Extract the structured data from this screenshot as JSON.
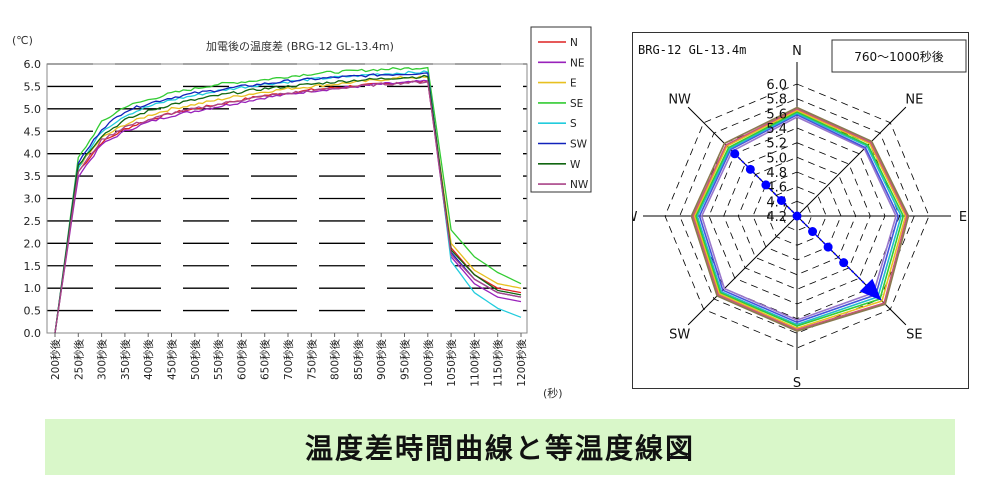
{
  "caption": "温度差時間曲線と等温度線図",
  "chart_data": [
    {
      "type": "line",
      "title": "加電後の温度差 (BRG-12 GL-13.4m)",
      "ylabel": "(℃)",
      "xlabel": "(秒)",
      "ylim": [
        0,
        6.0
      ],
      "yticks": [
        "0.0",
        "0.5",
        "1.0",
        "1.5",
        "2.0",
        "2.5",
        "3.0",
        "3.5",
        "4.0",
        "4.5",
        "5.0",
        "5.5",
        "6.0"
      ],
      "categories": [
        "200秒後",
        "250秒後",
        "300秒後",
        "350秒後",
        "400秒後",
        "450秒後",
        "500秒後",
        "550秒後",
        "600秒後",
        "650秒後",
        "700秒後",
        "750秒後",
        "800秒後",
        "850秒後",
        "900秒後",
        "950秒後",
        "1000秒後",
        "1050秒後",
        "1100秒後",
        "1150秒後",
        "1200秒後"
      ],
      "legend_position": "right",
      "grid": true,
      "series": [
        {
          "name": "N",
          "color": "#dd2222",
          "values": [
            0.0,
            3.6,
            4.25,
            4.55,
            4.75,
            4.9,
            5.0,
            5.1,
            5.2,
            5.3,
            5.35,
            5.42,
            5.47,
            5.52,
            5.55,
            5.6,
            5.6,
            1.9,
            1.3,
            1.0,
            0.9
          ]
        },
        {
          "name": "NE",
          "color": "#9922bb",
          "values": [
            0.0,
            3.5,
            4.2,
            4.5,
            4.7,
            4.85,
            4.95,
            5.05,
            5.15,
            5.25,
            5.32,
            5.4,
            5.45,
            5.5,
            5.55,
            5.58,
            5.62,
            1.7,
            1.1,
            0.8,
            0.7
          ]
        },
        {
          "name": "E",
          "color": "#e8c020",
          "values": [
            0.0,
            3.7,
            4.35,
            4.65,
            4.85,
            5.0,
            5.1,
            5.2,
            5.3,
            5.38,
            5.45,
            5.5,
            5.55,
            5.6,
            5.65,
            5.7,
            5.7,
            2.0,
            1.4,
            1.1,
            1.0
          ]
        },
        {
          "name": "SE",
          "color": "#33cc33",
          "values": [
            0.0,
            3.9,
            4.7,
            5.05,
            5.2,
            5.35,
            5.45,
            5.55,
            5.6,
            5.65,
            5.72,
            5.78,
            5.82,
            5.85,
            5.88,
            5.9,
            5.92,
            2.3,
            1.7,
            1.35,
            1.1
          ]
        },
        {
          "name": "S",
          "color": "#22ccdd",
          "values": [
            0.0,
            3.7,
            4.5,
            4.85,
            5.05,
            5.2,
            5.3,
            5.4,
            5.48,
            5.55,
            5.6,
            5.66,
            5.7,
            5.74,
            5.78,
            5.8,
            5.82,
            1.6,
            0.9,
            0.55,
            0.35
          ]
        },
        {
          "name": "SW",
          "color": "#1122bb",
          "values": [
            0.0,
            3.8,
            4.55,
            4.95,
            5.12,
            5.25,
            5.35,
            5.42,
            5.5,
            5.56,
            5.62,
            5.66,
            5.7,
            5.73,
            5.76,
            5.78,
            5.8,
            1.8,
            1.2,
            0.9,
            0.8
          ]
        },
        {
          "name": "W",
          "color": "#116611",
          "values": [
            0.0,
            3.75,
            4.4,
            4.75,
            4.95,
            5.1,
            5.2,
            5.3,
            5.38,
            5.45,
            5.5,
            5.55,
            5.6,
            5.64,
            5.67,
            5.7,
            5.72,
            1.85,
            1.3,
            0.95,
            0.85
          ]
        },
        {
          "name": "NW",
          "color": "#aa4488",
          "values": [
            0.0,
            3.6,
            4.3,
            4.6,
            4.75,
            4.9,
            5.0,
            5.1,
            5.2,
            5.28,
            5.35,
            5.4,
            5.45,
            5.5,
            5.55,
            5.58,
            5.6,
            1.75,
            1.2,
            0.9,
            0.8
          ]
        }
      ]
    },
    {
      "type": "radar",
      "title": "BRG-12 GL-13.4m",
      "annotation": "760～1000秒後",
      "axes": [
        "N",
        "NE",
        "E",
        "SE",
        "S",
        "SW",
        "W",
        "NW"
      ],
      "rlim": [
        4.2,
        6.0
      ],
      "rticks": [
        "4.2",
        "4.4",
        "4.6",
        "4.8",
        "5.0",
        "5.2",
        "5.4",
        "5.6",
        "5.8",
        "6.0"
      ],
      "series_values": [
        [
          5.55,
          5.5,
          5.55,
          5.68,
          5.62,
          5.6,
          5.5,
          5.45
        ],
        [
          5.58,
          5.52,
          5.58,
          5.72,
          5.65,
          5.63,
          5.53,
          5.48
        ],
        [
          5.6,
          5.55,
          5.62,
          5.76,
          5.68,
          5.66,
          5.56,
          5.5
        ],
        [
          5.62,
          5.57,
          5.65,
          5.8,
          5.7,
          5.68,
          5.58,
          5.52
        ],
        [
          5.64,
          5.6,
          5.68,
          5.84,
          5.73,
          5.7,
          5.6,
          5.55
        ],
        [
          5.66,
          5.62,
          5.7,
          5.88,
          5.75,
          5.72,
          5.62,
          5.57
        ],
        [
          5.68,
          5.64,
          5.72,
          5.9,
          5.77,
          5.74,
          5.64,
          5.6
        ]
      ],
      "series_colors": [
        "#9977cc",
        "#4455dd",
        "#22bbcc",
        "#33cc33",
        "#e8c020",
        "#cc5577",
        "#8a7a50"
      ],
      "arrow": {
        "from": "NW",
        "to": "SE",
        "color": "#0000ff",
        "dot_radii": [
          5.4,
          5.1,
          4.8,
          4.5,
          4.2,
          4.5,
          4.8,
          5.1
        ]
      }
    }
  ]
}
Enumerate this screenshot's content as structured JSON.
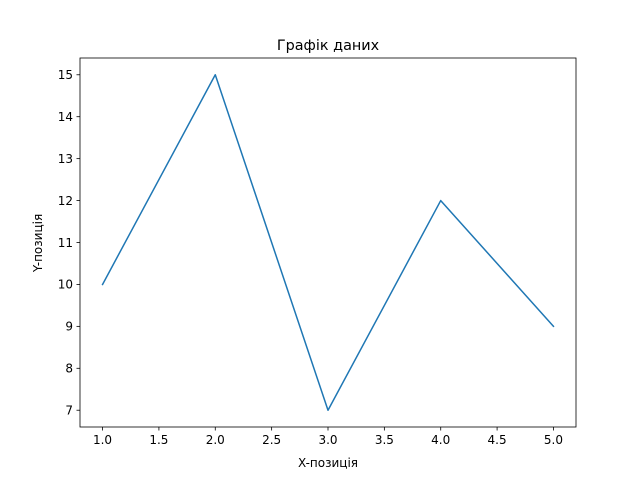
{
  "chart_data": {
    "type": "line",
    "title": "Графік даних",
    "xlabel": "X-позиція",
    "ylabel": "Y-позиція",
    "x": [
      1,
      2,
      3,
      4,
      5
    ],
    "series": [
      {
        "values": [
          10,
          15,
          7,
          12,
          9
        ]
      }
    ],
    "xlim": [
      0.8,
      5.2
    ],
    "ylim": [
      6.6,
      15.4
    ],
    "xticks": [
      "1.0",
      "1.5",
      "2.0",
      "2.5",
      "3.0",
      "3.5",
      "4.0",
      "4.5",
      "5.0"
    ],
    "yticks": [
      "7",
      "8",
      "9",
      "10",
      "11",
      "12",
      "13",
      "14",
      "15"
    ],
    "grid": false,
    "line_color": "#1f77b4"
  }
}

_ _ _ _ _

Reproduce all the entries that precede this task, word for word, minus any pictures.

Extract the structured data from this screenshot as JSON.
{
  "caption": "温度差時間曲線と等温度線図",
  "chart_data": [
    {
      "type": "line",
      "title": "加電後の温度差 (BRG-12 GL-13.4m)",
      "ylabel": "(℃)",
      "xlabel": "(秒)",
      "ylim": [
        0,
        6.0
      ],
      "yticks": [
        "0.0",
        "0.5",
        "1.0",
        "1.5",
        "2.0",
        "2.5",
        "3.0",
        "3.5",
        "4.0",
        "4.5",
        "5.0",
        "5.5",
        "6.0"
      ],
      "categories": [
        "200秒後",
        "250秒後",
        "300秒後",
        "350秒後",
        "400秒後",
        "450秒後",
        "500秒後",
        "550秒後",
        "600秒後",
        "650秒後",
        "700秒後",
        "750秒後",
        "800秒後",
        "850秒後",
        "900秒後",
        "950秒後",
        "1000秒後",
        "1050秒後",
        "1100秒後",
        "1150秒後",
        "1200秒後"
      ],
      "legend_position": "right",
      "grid": true,
      "series": [
        {
          "name": "N",
          "color": "#dd2222",
          "values": [
            0.0,
            3.6,
            4.25,
            4.55,
            4.75,
            4.9,
            5.0,
            5.1,
            5.2,
            5.3,
            5.35,
            5.42,
            5.47,
            5.52,
            5.55,
            5.6,
            5.6,
            1.9,
            1.3,
            1.0,
            0.9
          ]
        },
        {
          "name": "NE",
          "color": "#9922bb",
          "values": [
            0.0,
            3.5,
            4.2,
            4.5,
            4.7,
            4.85,
            4.95,
            5.05,
            5.15,
            5.25,
            5.32,
            5.4,
            5.45,
            5.5,
            5.55,
            5.58,
            5.62,
            1.7,
            1.1,
            0.8,
            0.7
          ]
        },
        {
          "name": "E",
          "color": "#e8c020",
          "values": [
            0.0,
            3.7,
            4.35,
            4.65,
            4.85,
            5.0,
            5.1,
            5.2,
            5.3,
            5.38,
            5.45,
            5.5,
            5.55,
            5.6,
            5.65,
            5.7,
            5.7,
            2.0,
            1.4,
            1.1,
            1.0
          ]
        },
        {
          "name": "SE",
          "color": "#33cc33",
          "values": [
            0.0,
            3.9,
            4.7,
            5.05,
            5.2,
            5.35,
            5.45,
            5.55,
            5.6,
            5.65,
            5.72,
            5.78,
            5.82,
            5.85,
            5.88,
            5.9,
            5.92,
            2.3,
            1.7,
            1.35,
            1.1
          ]
        },
        {
          "name": "S",
          "color": "#22ccdd",
          "values": [
            0.0,
            3.7,
            4.5,
            4.85,
            5.05,
            5.2,
            5.3,
            5.4,
            5.48,
            5.55,
            5.6,
            5.66,
            5.7,
            5.74,
            5.78,
            5.8,
            5.82,
            1.6,
            0.9,
            0.55,
            0.35
          ]
        },
        {
          "name": "SW",
          "color": "#1122bb",
          "values": [
            0.0,
            3.8,
            4.55,
            4.95,
            5.12,
            5.25,
            5.35,
            5.42,
            5.5,
            5.56,
            5.62,
            5.66,
            5.7,
            5.73,
            5.76,
            5.78,
            5.8,
            1.8,
            1.2,
            0.9,
            0.8
          ]
        },
        {
          "name": "W",
          "color": "#116611",
          "values": [
            0.0,
            3.75,
            4.4,
            4.75,
            4.95,
            5.1,
            5.2,
            5.3,
            5.38,
            5.45,
            5.5,
            5.55,
            5.6,
            5.64,
            5.67,
            5.7,
            5.72,
            1.85,
            1.3,
            0.95,
            0.85
          ]
        },
        {
          "name": "NW",
          "color": "#aa4488",
          "values": [
            0.0,
            3.6,
            4.3,
            4.6,
            4.75,
            4.9,
            5.0,
            5.1,
            5.2,
            5.28,
            5.35,
            5.4,
            5.45,
            5.5,
            5.55,
            5.58,
            5.6,
            1.75,
            1.2,
            0.9,
            0.8
          ]
        }
      ]
    },
    {
      "type": "radar",
      "title": "BRG-12 GL-13.4m",
      "annotation": "760～1000秒後",
      "axes": [
        "N",
        "NE",
        "E",
        "SE",
        "S",
        "SW",
        "W",
        "NW"
      ],
      "rlim": [
        4.2,
        6.0
      ],
      "rticks": [
        "4.2",
        "4.4",
        "4.6",
        "4.8",
        "5.0",
        "5.2",
        "5.4",
        "5.6",
        "5.8",
        "6.0"
      ],
      "series_values": [
        [
          5.55,
          5.5,
          5.55,
          5.68,
          5.62,
          5.6,
          5.5,
          5.45
        ],
        [
          5.58,
          5.52,
          5.58,
          5.72,
          5.65,
          5.63,
          5.53,
          5.48
        ],
        [
          5.6,
          5.55,
          5.62,
          5.76,
          5.68,
          5.66,
          5.56,
          5.5
        ],
        [
          5.62,
          5.57,
          5.65,
          5.8,
          5.7,
          5.68,
          5.58,
          5.52
        ],
        [
          5.64,
          5.6,
          5.68,
          5.84,
          5.73,
          5.7,
          5.6,
          5.55
        ],
        [
          5.66,
          5.62,
          5.7,
          5.88,
          5.75,
          5.72,
          5.62,
          5.57
        ],
        [
          5.68,
          5.64,
          5.72,
          5.9,
          5.77,
          5.74,
          5.64,
          5.6
        ]
      ],
      "series_colors": [
        "#9977cc",
        "#4455dd",
        "#22bbcc",
        "#33cc33",
        "#e8c020",
        "#cc5577",
        "#8a7a50"
      ],
      "arrow": {
        "from": "NW",
        "to": "SE",
        "color": "#0000ff",
        "dot_radii": [
          5.4,
          5.1,
          4.8,
          4.5,
          4.2,
          4.5,
          4.8,
          5.1
        ]
      }
    }
  ]
}
Enumerate this screenshot's content as structured JSON.
{
  "chart_data": {
    "type": "line",
    "title": "Графік даних",
    "xlabel": "X-позиція",
    "ylabel": "Y-позиція",
    "x": [
      1,
      2,
      3,
      4,
      5
    ],
    "series": [
      {
        "values": [
          10,
          15,
          7,
          12,
          9
        ]
      }
    ],
    "xlim": [
      0.8,
      5.2
    ],
    "ylim": [
      6.6,
      15.4
    ],
    "xticks": [
      "1.0",
      "1.5",
      "2.0",
      "2.5",
      "3.0",
      "3.5",
      "4.0",
      "4.5",
      "5.0"
    ],
    "yticks": [
      "7",
      "8",
      "9",
      "10",
      "11",
      "12",
      "13",
      "14",
      "15"
    ],
    "grid": false,
    "line_color": "#1f77b4"
  }
}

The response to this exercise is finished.